**Job**
In the listing below, identify each line with the word "Grade" and return those lines.

**Data to use**
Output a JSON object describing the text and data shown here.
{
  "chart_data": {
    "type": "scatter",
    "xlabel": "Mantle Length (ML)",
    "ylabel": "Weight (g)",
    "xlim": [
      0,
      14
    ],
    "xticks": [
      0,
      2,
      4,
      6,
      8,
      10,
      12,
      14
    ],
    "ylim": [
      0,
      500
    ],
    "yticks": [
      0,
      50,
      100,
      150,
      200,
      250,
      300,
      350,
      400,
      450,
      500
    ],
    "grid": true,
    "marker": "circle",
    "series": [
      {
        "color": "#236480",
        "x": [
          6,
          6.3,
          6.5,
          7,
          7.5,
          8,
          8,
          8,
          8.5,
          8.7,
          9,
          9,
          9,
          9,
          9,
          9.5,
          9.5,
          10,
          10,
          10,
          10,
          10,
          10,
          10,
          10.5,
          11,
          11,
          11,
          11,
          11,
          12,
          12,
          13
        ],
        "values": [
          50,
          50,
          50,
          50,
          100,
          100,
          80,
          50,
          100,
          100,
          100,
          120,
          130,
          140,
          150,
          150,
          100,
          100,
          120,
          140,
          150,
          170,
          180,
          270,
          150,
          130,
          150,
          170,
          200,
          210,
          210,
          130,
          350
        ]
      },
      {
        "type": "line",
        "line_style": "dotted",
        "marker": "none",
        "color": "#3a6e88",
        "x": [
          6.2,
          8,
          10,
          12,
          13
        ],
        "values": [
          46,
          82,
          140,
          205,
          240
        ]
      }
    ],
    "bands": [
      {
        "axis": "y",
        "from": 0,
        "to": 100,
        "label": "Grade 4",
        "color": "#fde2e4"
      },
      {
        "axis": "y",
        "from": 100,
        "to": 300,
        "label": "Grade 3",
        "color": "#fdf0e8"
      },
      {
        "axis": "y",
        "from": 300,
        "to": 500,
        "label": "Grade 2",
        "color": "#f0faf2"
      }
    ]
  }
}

**Exercise solution**
        "label": "Grade 4",
        "label": "Grade 3",
        "label": "Grade 2",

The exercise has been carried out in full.